• _What you have to do_
Look through the material below and count the lines with the string "Győrött". Report only the count.

## begin Records for the task

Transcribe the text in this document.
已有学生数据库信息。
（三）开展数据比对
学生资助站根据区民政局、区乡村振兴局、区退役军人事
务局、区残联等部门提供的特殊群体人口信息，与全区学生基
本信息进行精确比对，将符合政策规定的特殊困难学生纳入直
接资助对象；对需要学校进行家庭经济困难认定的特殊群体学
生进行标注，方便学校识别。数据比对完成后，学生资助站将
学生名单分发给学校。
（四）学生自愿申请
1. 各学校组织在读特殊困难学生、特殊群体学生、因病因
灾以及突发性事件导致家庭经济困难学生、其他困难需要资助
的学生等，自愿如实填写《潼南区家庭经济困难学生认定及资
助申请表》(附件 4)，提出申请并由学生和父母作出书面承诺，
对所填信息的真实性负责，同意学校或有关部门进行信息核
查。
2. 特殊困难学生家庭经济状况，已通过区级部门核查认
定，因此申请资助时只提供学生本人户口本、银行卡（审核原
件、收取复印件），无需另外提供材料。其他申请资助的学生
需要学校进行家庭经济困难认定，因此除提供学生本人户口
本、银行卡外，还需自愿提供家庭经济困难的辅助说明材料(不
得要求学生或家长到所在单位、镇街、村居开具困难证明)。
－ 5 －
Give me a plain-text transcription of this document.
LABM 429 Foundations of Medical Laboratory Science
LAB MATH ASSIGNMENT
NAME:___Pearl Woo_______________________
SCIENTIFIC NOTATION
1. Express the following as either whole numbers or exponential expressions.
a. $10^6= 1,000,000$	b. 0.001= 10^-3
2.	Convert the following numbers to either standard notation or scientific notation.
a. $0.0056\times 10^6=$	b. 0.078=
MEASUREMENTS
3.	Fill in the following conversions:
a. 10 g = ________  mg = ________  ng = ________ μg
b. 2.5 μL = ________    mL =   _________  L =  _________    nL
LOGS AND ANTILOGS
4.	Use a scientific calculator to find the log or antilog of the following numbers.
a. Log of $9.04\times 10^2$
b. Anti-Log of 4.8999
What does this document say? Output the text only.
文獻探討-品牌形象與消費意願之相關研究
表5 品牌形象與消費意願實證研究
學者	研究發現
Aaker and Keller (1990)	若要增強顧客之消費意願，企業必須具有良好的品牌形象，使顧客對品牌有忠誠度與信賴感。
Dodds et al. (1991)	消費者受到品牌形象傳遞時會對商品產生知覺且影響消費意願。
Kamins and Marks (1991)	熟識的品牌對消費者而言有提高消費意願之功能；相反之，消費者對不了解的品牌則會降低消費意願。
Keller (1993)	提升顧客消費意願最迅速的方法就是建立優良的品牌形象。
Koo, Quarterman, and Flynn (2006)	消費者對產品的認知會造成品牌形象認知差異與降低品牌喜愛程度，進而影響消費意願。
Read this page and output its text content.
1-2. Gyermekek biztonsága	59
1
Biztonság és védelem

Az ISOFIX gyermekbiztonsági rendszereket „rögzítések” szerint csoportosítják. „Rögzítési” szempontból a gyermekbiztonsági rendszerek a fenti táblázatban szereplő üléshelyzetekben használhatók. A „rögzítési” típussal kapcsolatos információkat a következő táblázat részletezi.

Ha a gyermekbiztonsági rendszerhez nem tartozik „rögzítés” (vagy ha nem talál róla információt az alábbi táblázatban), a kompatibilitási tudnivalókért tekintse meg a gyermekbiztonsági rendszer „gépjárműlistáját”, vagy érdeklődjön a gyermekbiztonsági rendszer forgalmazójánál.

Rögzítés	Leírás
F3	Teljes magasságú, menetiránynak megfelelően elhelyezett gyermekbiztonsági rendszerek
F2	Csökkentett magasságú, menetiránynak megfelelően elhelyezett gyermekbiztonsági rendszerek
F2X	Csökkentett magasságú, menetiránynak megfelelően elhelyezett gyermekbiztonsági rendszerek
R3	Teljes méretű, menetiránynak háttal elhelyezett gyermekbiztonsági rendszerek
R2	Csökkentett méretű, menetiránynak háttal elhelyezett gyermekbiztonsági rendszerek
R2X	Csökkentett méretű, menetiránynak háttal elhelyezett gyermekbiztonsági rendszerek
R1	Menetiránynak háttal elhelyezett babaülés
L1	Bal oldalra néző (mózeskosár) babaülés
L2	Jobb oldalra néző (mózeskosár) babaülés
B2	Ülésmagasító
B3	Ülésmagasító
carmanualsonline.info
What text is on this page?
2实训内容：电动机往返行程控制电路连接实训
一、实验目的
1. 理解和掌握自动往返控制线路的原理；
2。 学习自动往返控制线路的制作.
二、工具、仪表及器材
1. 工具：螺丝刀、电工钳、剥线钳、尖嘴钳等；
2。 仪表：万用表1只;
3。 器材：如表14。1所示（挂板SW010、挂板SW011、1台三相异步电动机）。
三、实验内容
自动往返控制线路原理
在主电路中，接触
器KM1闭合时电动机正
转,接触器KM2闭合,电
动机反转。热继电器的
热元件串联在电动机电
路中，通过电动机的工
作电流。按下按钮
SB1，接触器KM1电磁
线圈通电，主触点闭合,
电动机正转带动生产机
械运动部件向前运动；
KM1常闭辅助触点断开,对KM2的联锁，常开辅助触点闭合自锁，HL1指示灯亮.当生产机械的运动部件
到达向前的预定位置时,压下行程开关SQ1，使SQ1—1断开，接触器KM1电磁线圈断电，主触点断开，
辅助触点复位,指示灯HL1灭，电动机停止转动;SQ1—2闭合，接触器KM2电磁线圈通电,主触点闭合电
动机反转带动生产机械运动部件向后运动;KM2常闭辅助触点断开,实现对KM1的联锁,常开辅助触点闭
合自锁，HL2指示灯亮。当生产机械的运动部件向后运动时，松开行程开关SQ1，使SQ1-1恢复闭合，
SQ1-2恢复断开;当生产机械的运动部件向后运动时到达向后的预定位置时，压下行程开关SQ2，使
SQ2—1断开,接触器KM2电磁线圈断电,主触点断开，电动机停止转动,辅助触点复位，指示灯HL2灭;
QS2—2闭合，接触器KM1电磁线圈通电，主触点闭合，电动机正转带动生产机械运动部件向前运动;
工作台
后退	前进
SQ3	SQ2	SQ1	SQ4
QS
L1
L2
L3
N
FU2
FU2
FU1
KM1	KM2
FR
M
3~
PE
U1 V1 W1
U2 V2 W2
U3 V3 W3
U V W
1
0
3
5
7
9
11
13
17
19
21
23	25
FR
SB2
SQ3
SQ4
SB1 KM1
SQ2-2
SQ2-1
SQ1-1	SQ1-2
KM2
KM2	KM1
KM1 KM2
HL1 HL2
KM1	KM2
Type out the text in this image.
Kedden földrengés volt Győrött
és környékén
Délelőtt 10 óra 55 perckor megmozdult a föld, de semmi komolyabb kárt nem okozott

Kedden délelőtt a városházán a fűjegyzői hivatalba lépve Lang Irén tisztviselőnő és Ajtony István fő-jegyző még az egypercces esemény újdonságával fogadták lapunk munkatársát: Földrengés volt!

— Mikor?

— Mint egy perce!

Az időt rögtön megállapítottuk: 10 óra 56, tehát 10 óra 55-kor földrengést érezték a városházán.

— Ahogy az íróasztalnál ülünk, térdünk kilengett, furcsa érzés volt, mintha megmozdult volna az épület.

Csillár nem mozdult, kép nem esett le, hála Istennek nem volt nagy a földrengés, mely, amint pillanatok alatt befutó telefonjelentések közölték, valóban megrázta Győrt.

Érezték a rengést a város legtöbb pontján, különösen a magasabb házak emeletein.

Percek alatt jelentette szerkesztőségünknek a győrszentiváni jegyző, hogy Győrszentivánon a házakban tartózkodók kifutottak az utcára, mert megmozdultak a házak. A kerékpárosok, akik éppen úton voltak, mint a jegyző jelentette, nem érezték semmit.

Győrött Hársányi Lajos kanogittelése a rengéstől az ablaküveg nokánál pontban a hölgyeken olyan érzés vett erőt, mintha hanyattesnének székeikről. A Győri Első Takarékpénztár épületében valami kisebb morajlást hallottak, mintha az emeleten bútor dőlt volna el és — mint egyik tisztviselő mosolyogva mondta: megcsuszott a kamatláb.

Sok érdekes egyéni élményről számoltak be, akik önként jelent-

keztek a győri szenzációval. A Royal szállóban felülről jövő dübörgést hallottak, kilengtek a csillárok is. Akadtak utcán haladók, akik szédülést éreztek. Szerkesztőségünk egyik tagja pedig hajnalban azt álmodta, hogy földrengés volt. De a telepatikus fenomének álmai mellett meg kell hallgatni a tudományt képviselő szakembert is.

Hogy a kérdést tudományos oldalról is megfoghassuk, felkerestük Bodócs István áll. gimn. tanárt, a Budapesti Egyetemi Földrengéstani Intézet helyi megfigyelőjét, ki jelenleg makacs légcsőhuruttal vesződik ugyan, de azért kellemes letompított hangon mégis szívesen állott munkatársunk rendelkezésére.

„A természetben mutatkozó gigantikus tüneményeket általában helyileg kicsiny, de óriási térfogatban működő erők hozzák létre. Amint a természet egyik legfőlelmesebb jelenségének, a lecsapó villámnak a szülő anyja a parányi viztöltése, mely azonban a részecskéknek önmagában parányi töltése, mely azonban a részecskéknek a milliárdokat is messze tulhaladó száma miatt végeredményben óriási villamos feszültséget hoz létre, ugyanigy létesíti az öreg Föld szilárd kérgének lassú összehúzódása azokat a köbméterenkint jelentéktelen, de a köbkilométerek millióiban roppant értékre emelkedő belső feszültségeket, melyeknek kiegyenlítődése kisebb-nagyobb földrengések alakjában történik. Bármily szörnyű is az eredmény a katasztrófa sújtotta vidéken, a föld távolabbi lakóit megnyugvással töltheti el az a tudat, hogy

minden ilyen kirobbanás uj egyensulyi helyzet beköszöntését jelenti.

## end Records for the task

• _Right answer_
2